* _Dataset content_
---

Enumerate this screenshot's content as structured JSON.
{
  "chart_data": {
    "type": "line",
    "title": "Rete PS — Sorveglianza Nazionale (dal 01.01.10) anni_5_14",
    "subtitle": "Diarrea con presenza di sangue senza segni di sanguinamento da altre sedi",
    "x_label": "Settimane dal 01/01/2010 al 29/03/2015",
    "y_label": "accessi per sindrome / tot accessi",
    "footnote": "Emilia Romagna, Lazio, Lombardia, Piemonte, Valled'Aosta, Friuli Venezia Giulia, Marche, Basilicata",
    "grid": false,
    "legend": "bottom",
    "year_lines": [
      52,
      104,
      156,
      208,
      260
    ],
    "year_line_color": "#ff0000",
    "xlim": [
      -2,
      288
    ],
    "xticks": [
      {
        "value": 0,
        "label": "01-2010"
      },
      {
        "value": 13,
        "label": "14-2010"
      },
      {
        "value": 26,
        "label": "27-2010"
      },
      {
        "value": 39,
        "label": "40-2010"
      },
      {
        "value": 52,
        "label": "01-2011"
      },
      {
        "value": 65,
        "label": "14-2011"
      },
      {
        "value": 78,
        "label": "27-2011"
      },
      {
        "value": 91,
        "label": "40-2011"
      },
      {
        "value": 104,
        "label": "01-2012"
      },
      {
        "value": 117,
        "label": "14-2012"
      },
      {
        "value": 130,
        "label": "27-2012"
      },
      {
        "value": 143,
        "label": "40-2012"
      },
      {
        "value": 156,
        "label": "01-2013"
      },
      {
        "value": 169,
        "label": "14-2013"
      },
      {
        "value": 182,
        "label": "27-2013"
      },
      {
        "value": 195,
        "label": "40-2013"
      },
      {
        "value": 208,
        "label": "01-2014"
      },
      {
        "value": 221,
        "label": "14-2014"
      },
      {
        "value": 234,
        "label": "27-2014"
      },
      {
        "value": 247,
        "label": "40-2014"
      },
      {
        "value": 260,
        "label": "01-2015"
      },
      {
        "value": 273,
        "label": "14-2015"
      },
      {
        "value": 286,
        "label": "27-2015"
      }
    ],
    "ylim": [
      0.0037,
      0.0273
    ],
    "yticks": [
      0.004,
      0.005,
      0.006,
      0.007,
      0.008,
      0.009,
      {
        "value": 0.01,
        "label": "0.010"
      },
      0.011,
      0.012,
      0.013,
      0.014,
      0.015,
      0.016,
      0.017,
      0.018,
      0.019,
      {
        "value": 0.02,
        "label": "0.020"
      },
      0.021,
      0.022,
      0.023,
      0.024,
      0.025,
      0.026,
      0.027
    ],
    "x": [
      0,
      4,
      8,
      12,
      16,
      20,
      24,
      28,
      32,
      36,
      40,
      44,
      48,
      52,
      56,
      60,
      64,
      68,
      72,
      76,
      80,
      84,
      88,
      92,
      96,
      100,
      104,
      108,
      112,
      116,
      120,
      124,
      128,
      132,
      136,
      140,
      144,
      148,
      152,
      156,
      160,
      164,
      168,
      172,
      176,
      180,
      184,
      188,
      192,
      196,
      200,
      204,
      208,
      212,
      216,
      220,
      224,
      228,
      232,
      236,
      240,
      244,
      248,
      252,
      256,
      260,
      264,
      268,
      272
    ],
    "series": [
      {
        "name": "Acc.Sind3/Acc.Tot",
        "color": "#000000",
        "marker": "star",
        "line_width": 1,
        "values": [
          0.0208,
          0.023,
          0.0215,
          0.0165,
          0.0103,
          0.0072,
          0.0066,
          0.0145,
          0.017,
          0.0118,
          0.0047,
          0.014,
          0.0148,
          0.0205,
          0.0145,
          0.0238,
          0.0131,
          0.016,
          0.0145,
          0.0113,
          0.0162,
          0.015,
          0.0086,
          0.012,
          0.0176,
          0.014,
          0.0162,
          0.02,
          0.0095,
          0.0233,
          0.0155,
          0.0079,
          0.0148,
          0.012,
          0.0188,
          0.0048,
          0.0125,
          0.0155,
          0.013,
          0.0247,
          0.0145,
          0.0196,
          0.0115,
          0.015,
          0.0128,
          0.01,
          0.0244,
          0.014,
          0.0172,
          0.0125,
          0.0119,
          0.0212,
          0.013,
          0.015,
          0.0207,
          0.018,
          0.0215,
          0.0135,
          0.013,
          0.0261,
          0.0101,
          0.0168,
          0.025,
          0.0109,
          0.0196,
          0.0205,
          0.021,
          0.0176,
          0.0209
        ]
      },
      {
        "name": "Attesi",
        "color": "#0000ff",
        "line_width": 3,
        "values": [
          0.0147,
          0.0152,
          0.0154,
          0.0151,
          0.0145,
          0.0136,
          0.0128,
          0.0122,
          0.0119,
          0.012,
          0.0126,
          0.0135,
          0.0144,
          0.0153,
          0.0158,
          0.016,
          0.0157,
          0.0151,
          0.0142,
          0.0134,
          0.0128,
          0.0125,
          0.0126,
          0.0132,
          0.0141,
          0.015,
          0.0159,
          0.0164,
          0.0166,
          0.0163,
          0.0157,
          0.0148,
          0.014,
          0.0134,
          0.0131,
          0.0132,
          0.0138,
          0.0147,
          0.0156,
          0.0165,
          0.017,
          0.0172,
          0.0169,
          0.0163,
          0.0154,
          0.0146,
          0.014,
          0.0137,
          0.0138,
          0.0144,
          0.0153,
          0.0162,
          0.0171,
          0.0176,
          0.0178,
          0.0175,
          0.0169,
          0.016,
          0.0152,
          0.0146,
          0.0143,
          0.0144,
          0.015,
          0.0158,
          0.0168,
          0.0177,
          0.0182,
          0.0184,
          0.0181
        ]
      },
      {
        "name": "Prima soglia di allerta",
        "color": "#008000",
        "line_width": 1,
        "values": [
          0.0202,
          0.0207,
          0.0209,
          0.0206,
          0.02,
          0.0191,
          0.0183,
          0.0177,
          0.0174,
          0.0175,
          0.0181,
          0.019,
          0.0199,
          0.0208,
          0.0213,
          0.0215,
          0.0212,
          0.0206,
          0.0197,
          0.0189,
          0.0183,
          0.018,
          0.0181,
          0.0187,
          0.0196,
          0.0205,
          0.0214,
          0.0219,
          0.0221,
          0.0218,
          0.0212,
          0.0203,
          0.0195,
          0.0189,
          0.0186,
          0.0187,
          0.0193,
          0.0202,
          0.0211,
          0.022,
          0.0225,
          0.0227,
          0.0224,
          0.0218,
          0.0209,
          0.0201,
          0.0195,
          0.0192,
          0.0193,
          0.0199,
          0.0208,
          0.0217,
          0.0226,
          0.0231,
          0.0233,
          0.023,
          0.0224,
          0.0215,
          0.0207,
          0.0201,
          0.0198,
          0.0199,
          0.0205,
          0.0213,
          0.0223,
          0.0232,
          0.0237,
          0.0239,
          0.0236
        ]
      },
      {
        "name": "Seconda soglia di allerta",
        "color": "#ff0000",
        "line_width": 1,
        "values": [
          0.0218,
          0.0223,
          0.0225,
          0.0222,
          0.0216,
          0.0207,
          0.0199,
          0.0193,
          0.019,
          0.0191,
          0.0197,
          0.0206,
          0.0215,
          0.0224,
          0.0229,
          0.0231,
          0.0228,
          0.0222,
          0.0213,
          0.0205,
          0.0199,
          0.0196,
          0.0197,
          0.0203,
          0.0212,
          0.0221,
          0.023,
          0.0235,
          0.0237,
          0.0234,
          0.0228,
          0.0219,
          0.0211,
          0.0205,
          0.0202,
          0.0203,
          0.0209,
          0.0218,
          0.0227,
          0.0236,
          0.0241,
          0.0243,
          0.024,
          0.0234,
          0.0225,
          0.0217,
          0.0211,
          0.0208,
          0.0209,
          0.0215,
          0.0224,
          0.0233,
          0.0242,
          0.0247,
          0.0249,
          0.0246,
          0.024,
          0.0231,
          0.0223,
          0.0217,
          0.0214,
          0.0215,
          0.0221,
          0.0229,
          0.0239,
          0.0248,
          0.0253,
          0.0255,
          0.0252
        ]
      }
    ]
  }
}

---

* _To do_
Report how many lines in this data include the string "allerta", and nothing else.

* _Right answer_
2